--- start Extracted data ---

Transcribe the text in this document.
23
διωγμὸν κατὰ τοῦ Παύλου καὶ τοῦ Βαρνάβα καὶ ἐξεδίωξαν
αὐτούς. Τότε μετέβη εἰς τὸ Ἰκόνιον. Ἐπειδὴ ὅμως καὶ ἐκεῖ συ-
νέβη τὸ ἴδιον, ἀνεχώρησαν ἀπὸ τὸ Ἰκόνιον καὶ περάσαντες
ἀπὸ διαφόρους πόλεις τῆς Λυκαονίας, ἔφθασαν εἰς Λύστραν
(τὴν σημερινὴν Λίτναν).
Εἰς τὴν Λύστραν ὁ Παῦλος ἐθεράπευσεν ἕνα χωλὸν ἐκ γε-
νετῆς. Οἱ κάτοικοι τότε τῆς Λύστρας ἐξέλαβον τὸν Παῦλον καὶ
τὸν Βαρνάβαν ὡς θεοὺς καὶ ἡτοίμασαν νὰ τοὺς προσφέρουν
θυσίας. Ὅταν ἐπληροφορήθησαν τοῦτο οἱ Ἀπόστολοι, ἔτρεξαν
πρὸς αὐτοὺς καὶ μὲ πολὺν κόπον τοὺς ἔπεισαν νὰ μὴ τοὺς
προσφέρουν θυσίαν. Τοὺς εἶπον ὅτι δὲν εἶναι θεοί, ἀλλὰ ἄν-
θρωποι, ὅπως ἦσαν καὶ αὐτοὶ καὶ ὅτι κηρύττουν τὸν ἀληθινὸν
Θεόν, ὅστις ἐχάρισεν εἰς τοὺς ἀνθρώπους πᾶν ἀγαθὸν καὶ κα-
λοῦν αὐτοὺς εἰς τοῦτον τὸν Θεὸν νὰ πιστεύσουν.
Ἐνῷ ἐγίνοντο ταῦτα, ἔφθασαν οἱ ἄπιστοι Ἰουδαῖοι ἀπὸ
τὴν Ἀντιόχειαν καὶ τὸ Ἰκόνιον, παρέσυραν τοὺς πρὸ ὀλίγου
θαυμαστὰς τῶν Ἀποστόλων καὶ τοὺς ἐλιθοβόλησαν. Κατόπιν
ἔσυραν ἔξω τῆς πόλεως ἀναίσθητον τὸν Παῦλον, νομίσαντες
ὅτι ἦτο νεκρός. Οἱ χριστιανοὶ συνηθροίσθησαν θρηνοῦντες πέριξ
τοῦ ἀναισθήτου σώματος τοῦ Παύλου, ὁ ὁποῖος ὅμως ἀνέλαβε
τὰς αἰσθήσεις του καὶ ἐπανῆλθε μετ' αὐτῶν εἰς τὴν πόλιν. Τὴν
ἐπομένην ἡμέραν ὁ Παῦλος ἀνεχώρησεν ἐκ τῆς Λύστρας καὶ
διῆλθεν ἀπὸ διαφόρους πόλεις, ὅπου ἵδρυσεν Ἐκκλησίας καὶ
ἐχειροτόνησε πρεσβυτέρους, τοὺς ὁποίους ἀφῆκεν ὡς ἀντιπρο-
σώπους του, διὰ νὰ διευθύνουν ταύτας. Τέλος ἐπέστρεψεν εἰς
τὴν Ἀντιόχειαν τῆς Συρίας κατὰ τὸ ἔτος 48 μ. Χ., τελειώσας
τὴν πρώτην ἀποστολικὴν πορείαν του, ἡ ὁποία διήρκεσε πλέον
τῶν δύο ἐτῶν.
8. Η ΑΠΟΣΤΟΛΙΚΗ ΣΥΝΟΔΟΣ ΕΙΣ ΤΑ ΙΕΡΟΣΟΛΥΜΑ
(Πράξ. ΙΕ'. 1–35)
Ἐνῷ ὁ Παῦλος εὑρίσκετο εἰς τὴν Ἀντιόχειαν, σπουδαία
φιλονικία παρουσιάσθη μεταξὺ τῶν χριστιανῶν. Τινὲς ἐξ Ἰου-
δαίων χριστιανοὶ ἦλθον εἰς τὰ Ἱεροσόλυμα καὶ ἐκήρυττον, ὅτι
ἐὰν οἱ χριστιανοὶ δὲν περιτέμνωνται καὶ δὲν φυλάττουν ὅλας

--- end Extracted data ---

(Problem statement): Show all lines from the records above where the word "Λύστραν" occurs.

(Written solution):
ἀπὸ διαφόρους πόλεις τῆς Λυκαονίας, ἔφθασαν εἰς Λύστραν
Εἰς τὴν Λύστραν ὁ Παῦλος ἐθεράπευσεν ἕνα χωλὸν ἐκ γε-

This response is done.